--- Start MATERIALS PROVIDED ---

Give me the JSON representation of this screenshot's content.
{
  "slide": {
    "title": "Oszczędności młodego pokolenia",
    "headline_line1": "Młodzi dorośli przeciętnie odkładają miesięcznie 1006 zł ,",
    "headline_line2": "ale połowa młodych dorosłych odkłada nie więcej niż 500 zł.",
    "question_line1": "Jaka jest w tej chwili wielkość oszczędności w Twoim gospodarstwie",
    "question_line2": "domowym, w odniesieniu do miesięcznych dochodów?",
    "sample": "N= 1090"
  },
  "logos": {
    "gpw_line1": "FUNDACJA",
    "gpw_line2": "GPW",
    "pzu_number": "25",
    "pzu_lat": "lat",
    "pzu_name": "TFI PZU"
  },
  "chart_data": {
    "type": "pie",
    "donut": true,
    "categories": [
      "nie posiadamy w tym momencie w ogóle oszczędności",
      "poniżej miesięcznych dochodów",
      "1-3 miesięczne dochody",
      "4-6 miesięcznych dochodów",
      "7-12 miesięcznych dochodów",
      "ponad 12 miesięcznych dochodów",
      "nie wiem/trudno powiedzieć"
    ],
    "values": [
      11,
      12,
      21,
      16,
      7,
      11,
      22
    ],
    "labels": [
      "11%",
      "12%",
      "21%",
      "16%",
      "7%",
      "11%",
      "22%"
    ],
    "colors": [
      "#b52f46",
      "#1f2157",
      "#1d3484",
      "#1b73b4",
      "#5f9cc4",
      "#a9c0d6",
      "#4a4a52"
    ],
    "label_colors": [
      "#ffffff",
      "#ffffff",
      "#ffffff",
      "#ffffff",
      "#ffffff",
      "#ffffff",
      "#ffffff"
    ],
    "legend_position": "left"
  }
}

--- End MATERIALS PROVIDED ---
--- Start MATERIALS PROVIDED ---

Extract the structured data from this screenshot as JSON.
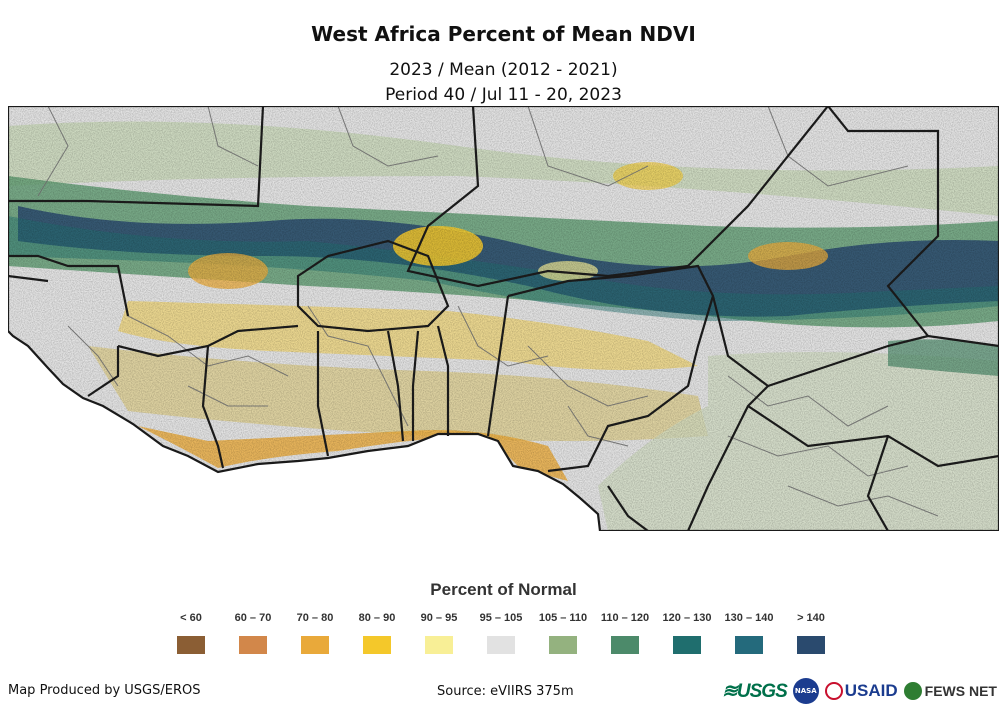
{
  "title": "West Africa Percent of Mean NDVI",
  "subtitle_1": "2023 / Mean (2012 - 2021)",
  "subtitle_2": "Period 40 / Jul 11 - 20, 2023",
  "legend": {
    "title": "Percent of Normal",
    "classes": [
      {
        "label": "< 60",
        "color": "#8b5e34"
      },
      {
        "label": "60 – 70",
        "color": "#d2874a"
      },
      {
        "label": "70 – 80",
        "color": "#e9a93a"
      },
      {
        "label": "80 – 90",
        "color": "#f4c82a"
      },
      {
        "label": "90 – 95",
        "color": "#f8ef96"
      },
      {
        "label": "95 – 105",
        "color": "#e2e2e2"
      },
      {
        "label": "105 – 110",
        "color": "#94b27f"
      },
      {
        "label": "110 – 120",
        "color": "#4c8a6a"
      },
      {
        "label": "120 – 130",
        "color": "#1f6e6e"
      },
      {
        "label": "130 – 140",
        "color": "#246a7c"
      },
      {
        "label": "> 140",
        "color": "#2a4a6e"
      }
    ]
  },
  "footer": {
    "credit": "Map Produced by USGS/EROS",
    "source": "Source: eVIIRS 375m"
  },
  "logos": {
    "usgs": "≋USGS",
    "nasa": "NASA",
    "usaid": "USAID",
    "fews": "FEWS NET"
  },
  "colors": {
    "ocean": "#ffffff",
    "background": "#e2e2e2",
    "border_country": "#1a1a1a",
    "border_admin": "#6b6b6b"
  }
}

--- End MATERIALS PROVIDED ---
--- Start MATERIALS PROVIDED ---

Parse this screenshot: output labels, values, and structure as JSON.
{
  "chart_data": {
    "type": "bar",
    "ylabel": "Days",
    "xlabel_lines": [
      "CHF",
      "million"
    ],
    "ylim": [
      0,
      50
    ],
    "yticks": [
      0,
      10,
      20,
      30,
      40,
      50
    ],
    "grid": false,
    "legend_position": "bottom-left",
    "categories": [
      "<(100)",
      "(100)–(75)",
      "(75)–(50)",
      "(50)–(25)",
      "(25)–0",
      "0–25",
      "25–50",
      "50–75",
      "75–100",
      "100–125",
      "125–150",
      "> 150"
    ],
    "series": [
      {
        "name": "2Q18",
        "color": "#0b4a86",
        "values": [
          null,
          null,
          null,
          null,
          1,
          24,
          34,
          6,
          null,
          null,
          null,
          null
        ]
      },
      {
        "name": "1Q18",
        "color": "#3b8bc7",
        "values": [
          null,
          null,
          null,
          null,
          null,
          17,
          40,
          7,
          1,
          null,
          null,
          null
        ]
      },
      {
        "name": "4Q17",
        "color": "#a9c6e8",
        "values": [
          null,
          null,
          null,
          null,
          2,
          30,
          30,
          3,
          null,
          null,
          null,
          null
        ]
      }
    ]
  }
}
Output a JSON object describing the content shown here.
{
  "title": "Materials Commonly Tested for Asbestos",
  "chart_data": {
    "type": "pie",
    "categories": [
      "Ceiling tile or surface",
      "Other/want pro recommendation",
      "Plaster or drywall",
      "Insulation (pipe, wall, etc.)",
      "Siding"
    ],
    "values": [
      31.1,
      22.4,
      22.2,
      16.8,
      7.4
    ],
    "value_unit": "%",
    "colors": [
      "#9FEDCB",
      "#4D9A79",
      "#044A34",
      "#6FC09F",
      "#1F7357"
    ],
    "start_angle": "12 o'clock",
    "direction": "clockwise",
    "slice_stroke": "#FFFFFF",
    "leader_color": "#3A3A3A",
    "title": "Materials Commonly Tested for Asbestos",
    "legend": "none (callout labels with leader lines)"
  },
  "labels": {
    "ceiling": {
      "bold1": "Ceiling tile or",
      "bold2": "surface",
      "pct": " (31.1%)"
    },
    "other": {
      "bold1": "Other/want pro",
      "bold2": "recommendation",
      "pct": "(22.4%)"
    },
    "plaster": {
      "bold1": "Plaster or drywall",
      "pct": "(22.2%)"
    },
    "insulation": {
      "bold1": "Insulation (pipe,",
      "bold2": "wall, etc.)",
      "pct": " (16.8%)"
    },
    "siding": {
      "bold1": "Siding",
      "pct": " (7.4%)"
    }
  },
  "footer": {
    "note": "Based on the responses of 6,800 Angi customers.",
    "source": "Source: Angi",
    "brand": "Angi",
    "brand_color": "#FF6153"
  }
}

--- End MATERIALS PROVIDED ---

PROBLEM
State the number of lines in these entries that include the string "tile". Provide nothing beyond that number.

CORRECT RESULT
2